── GIVEN ENTRIES

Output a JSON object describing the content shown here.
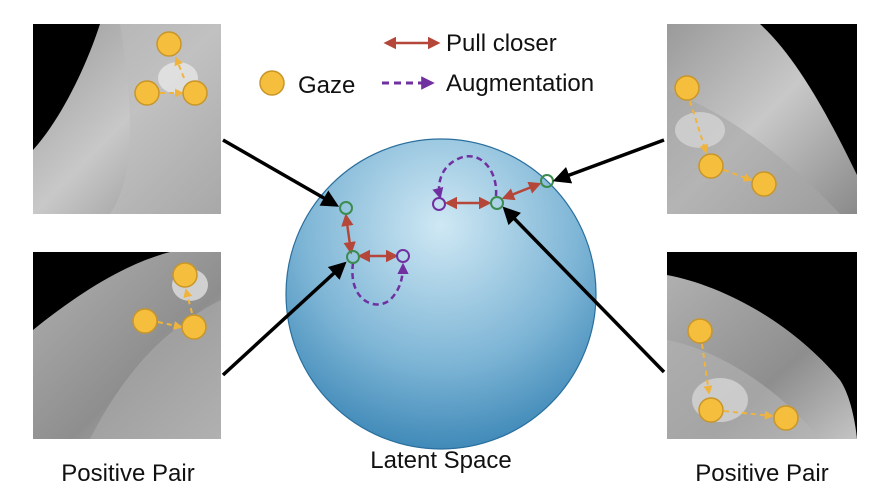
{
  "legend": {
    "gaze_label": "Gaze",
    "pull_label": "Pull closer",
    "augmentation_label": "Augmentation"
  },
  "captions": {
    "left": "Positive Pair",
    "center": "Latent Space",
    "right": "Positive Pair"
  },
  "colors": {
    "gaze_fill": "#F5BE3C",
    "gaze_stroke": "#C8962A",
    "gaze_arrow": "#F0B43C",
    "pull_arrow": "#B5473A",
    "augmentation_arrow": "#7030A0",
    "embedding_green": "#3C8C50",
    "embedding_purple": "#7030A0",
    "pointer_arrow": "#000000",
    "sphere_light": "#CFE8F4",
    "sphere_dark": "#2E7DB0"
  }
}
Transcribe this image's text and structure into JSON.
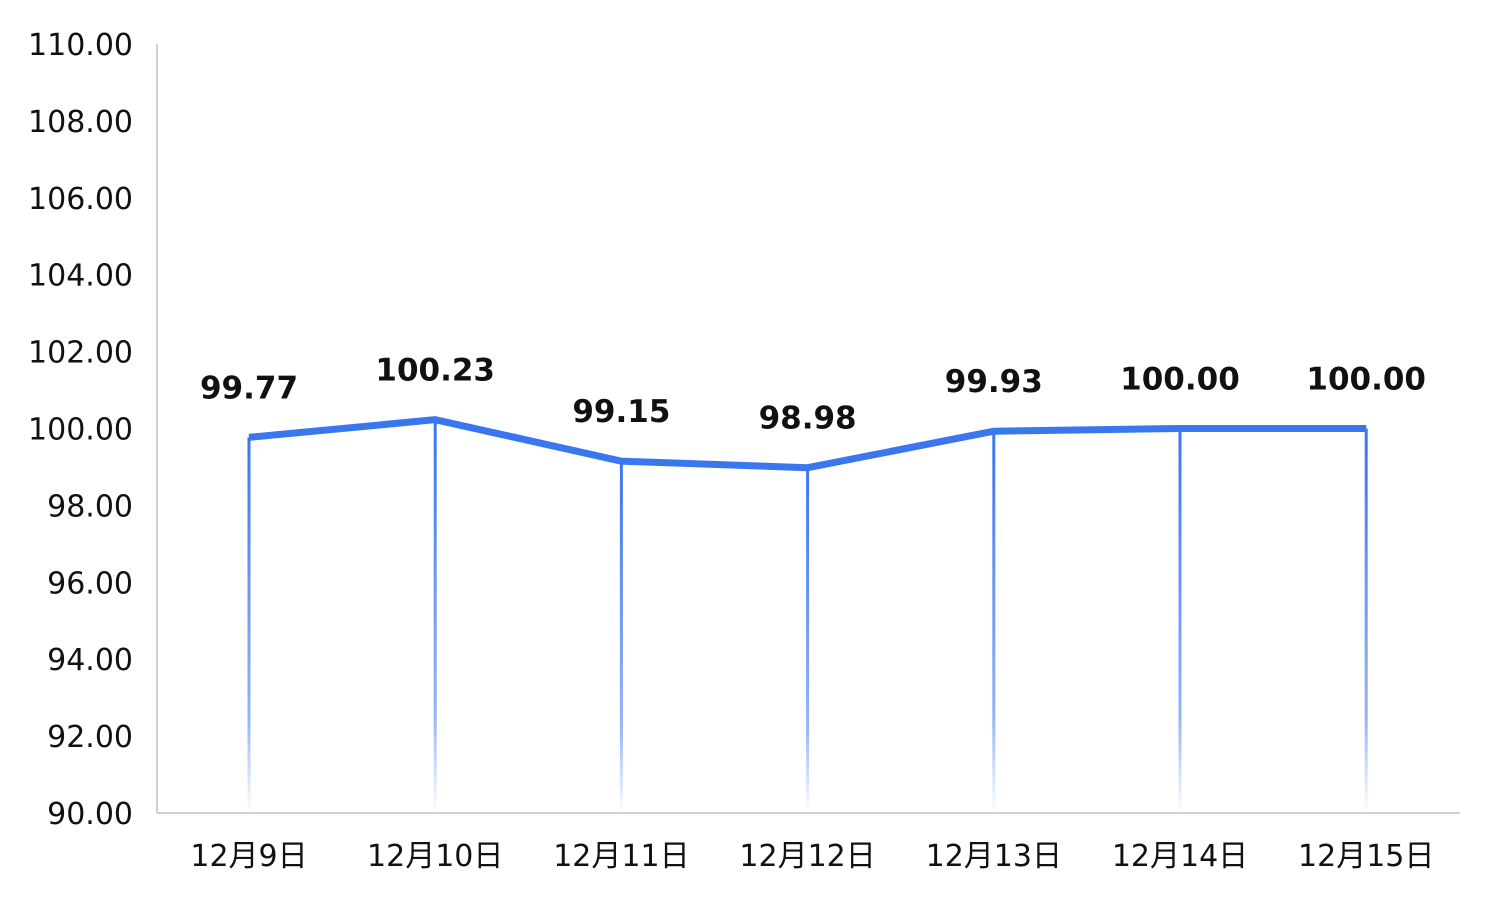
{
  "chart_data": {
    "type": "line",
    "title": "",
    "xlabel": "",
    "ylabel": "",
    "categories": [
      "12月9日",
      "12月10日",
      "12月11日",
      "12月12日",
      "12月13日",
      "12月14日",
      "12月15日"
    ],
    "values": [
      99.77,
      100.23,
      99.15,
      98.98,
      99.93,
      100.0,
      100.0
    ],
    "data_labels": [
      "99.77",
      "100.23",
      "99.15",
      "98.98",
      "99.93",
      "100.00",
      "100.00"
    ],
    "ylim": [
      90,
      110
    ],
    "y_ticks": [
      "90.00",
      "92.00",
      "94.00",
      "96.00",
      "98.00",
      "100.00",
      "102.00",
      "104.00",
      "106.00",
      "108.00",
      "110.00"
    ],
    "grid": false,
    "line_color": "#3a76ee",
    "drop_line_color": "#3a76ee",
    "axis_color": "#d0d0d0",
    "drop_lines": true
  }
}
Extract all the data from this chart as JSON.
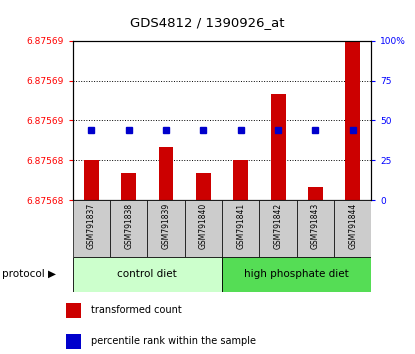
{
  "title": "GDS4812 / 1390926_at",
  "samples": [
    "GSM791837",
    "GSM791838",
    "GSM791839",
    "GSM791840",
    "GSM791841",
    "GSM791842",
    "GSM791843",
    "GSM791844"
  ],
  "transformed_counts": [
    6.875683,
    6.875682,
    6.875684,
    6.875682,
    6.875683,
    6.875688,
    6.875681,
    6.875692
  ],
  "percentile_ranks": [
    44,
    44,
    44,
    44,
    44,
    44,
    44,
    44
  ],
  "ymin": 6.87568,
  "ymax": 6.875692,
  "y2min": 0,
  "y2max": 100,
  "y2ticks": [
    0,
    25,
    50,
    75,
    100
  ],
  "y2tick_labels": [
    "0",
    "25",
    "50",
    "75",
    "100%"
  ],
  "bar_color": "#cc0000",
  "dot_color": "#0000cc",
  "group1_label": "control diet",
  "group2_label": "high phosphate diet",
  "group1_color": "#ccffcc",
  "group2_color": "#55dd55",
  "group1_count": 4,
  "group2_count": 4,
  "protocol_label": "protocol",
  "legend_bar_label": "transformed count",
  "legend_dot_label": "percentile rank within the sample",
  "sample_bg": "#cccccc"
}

────

#### SET EXERCISE
Transcribe the whole listing exactly. Pictures are excluded.

#### REPLY
Output a JSON object describing the content shown here.
{
  "legend": {
    "gaze_label": "Gaze",
    "pull_label": "Pull closer",
    "augmentation_label": "Augmentation"
  },
  "captions": {
    "left": "Positive Pair",
    "center": "Latent Space",
    "right": "Positive Pair"
  },
  "colors": {
    "gaze_fill": "#F5BE3C",
    "gaze_stroke": "#C8962A",
    "gaze_arrow": "#F0B43C",
    "pull_arrow": "#B5473A",
    "augmentation_arrow": "#7030A0",
    "embedding_green": "#3C8C50",
    "embedding_purple": "#7030A0",
    "pointer_arrow": "#000000",
    "sphere_light": "#CFE8F4",
    "sphere_dark": "#2E7DB0"
  }
}
Transcribe this image's text and structure into JSON.
{
  "chart_data": {
    "type": "line",
    "title": "",
    "xlabel": "",
    "ylabel": "",
    "categories": [
      "12月9日",
      "12月10日",
      "12月11日",
      "12月12日",
      "12月13日",
      "12月14日",
      "12月15日"
    ],
    "values": [
      99.77,
      100.23,
      99.15,
      98.98,
      99.93,
      100.0,
      100.0
    ],
    "data_labels": [
      "99.77",
      "100.23",
      "99.15",
      "98.98",
      "99.93",
      "100.00",
      "100.00"
    ],
    "ylim": [
      90,
      110
    ],
    "y_ticks": [
      "90.00",
      "92.00",
      "94.00",
      "96.00",
      "98.00",
      "100.00",
      "102.00",
      "104.00",
      "106.00",
      "108.00",
      "110.00"
    ],
    "grid": false,
    "line_color": "#3a76ee",
    "drop_line_color": "#3a76ee",
    "axis_color": "#d0d0d0",
    "drop_lines": true
  }
}
Extract all the data from this chart as JSON.
{
  "title": "GDS4812 / 1390926_at",
  "samples": [
    "GSM791837",
    "GSM791838",
    "GSM791839",
    "GSM791840",
    "GSM791841",
    "GSM791842",
    "GSM791843",
    "GSM791844"
  ],
  "transformed_counts": [
    6.875683,
    6.875682,
    6.875684,
    6.875682,
    6.875683,
    6.875688,
    6.875681,
    6.875692
  ],
  "percentile_ranks": [
    44,
    44,
    44,
    44,
    44,
    44,
    44,
    44
  ],
  "ymin": 6.87568,
  "ymax": 6.875692,
  "y2min": 0,
  "y2max": 100,
  "y2ticks": [
    0,
    25,
    50,
    75,
    100
  ],
  "y2tick_labels": [
    "0",
    "25",
    "50",
    "75",
    "100%"
  ],
  "bar_color": "#cc0000",
  "dot_color": "#0000cc",
  "group1_label": "control diet",
  "group2_label": "high phosphate diet",
  "group1_color": "#ccffcc",
  "group2_color": "#55dd55",
  "group1_count": 4,
  "group2_count": 4,
  "protocol_label": "protocol",
  "legend_bar_label": "transformed count",
  "legend_dot_label": "percentile rank within the sample",
  "sample_bg": "#cccccc"
}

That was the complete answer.